* [Exercise aim]: Restate the whole of the material. Keep every word, and drop the pictures.

-- begin --

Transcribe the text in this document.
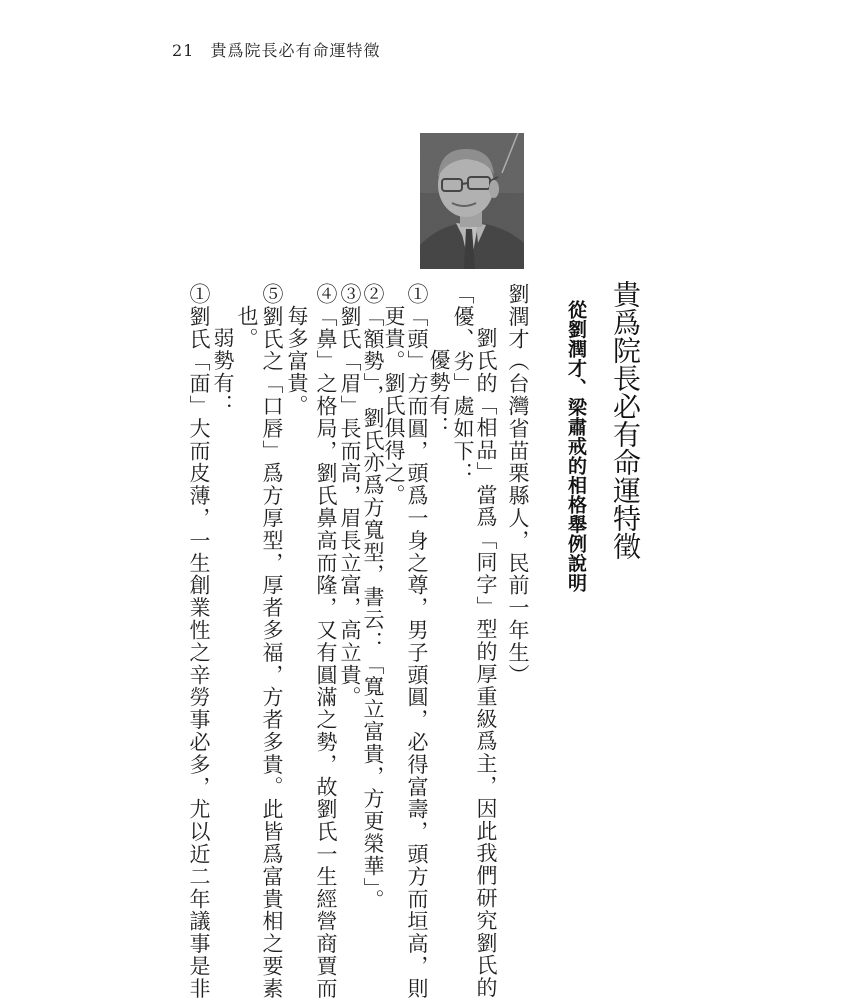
21 貴爲院長必有命運特徵
貴爲院長必有命運特徵
從劉潤才、梁肅戒的相格舉例說明
劉潤才（台灣省苗栗縣人，民前一年生）
劉氏的「相品」當爲「同字」型的厚重級爲主，因此我們研究劉氏的
「優、劣」處如下：
優勢有：
①「頭」方而圓，頭爲一身之尊，男子頭圓，必得富壽，頭方而垣高，則
更貴。劉氏俱得之。
②「額勢」，劉氏亦爲方寬型，書云：「寬立富貴，方更榮華」。
③劉氏「眉」長而高，眉長立富，高立貴。
④「鼻」之格局，劉氏鼻高而隆，又有圓滿之勢，故劉氏一生經營商賈而
每多富貴。
⑤劉氏之「口唇」爲方厚型，厚者多福，方者多貴。此皆爲富貴相之要素
也。
弱勢有：
①劉氏「面」大而皮薄，一生創業性之辛勞事必多，尤以近二年議事是非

-- end --

* [Full solution]:
Transcribe the text in this document.
21 貴爲院長必有命運特徵
貴爲院長必有命運特徵
從劉潤才、梁肅戒的相格舉例說明
劉潤才（台灣省苗栗縣人，民前一年生）
劉氏的「相品」當爲「同字」型的厚重級爲主，因此我們研究劉氏的
「優、劣」處如下：
優勢有：
①「頭」方而圓，頭爲一身之尊，男子頭圓，必得富壽，頭方而垣高，則
更貴。劉氏俱得之。
②「額勢」，劉氏亦爲方寬型，書云：「寬立富貴，方更榮華」。
③劉氏「眉」長而高，眉長立富，高立貴。
④「鼻」之格局，劉氏鼻高而隆，又有圓滿之勢，故劉氏一生經營商賈而
每多富貴。
⑤劉氏之「口唇」爲方厚型，厚者多福，方者多貴。此皆爲富貴相之要素
也。
弱勢有：
①劉氏「面」大而皮薄，一生創業性之辛勞事必多，尤以近二年議事是非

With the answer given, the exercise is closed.